● Set exercise: Find every line of the listing below where "scenę" appears, and copy it.

● Records provided:
■ ■ ■ ■ ■ ■ ■
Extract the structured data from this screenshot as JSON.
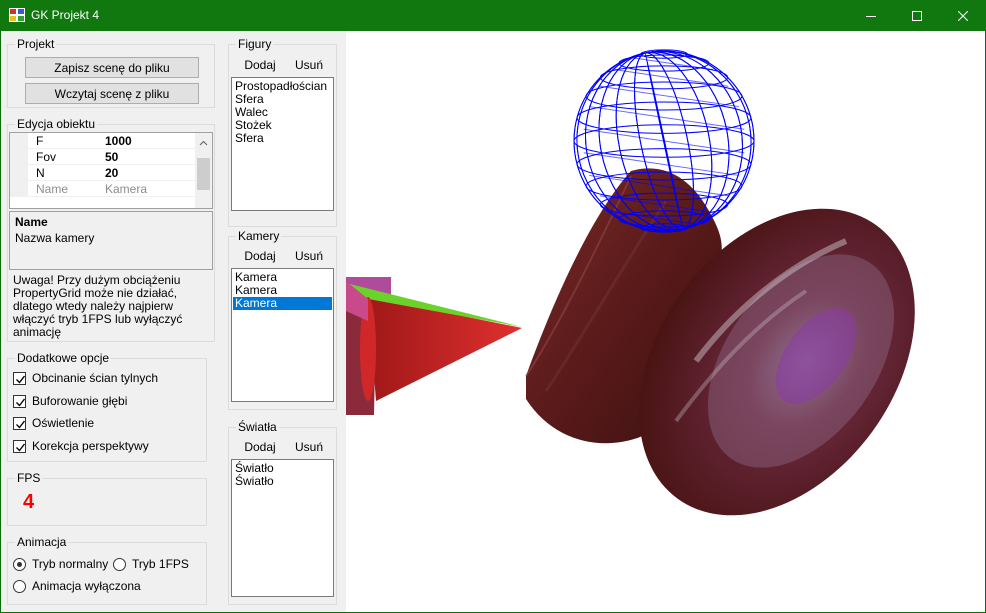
{
  "window": {
    "title": "GK Projekt 4"
  },
  "projekt": {
    "label": "Projekt",
    "save_button": "Zapisz scenę do pliku",
    "load_button": "Wczytaj scenę z pliku"
  },
  "edycja": {
    "label": "Edycja obiektu",
    "properties": [
      {
        "name": "F",
        "value": "1000",
        "readonly": false
      },
      {
        "name": "Fov",
        "value": "50",
        "readonly": false
      },
      {
        "name": "N",
        "value": "20",
        "readonly": false
      },
      {
        "name": "Name",
        "value": "Kamera",
        "readonly": true
      }
    ],
    "description_title": "Name",
    "description_text": "Nazwa kamery",
    "warning": "Uwaga! Przy dużym obciążeniu PropertyGrid może nie działać, dlatego wtedy należy najpierw włączyć tryb 1FPS lub wyłączyć animację"
  },
  "opcje": {
    "label": "Dodatkowe opcje",
    "items": [
      {
        "label": "Obcinanie ścian tylnych",
        "checked": true
      },
      {
        "label": "Buforowanie głębi",
        "checked": true
      },
      {
        "label": "Oświetlenie",
        "checked": true
      },
      {
        "label": "Korekcja perspektywy",
        "checked": true
      }
    ]
  },
  "fps": {
    "label": "FPS",
    "value": "4",
    "color": "#ff0000"
  },
  "animacja": {
    "label": "Animacja",
    "normal": "Tryb normalny",
    "one_fps": "Tryb 1FPS",
    "off": "Animacja wyłączona",
    "selected": "normal"
  },
  "figury": {
    "label": "Figury",
    "add": "Dodaj",
    "remove": "Usuń",
    "items": [
      "Prostopadłościan",
      "Sfera",
      "Walec",
      "Stożek",
      "Sfera"
    ]
  },
  "kamery": {
    "label": "Kamery",
    "add": "Dodaj",
    "remove": "Usuń",
    "items": [
      "Kamera",
      "Kamera",
      "Kamera"
    ],
    "selected_index": 2
  },
  "swiatla": {
    "label": "Światła",
    "add": "Dodaj",
    "remove": "Usuń",
    "items": [
      "Światło",
      "Światło"
    ]
  },
  "colors": {
    "titlebar": "#11780f",
    "selection": "#0078d7",
    "wire_sphere": "#0000ff"
  }
}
■ ■ ■ ■ ■ ■ ■
● Problem solution:
    "save_button": "Zapisz scenę do pliku",
    "load_button": "Wczytaj scenę z pliku"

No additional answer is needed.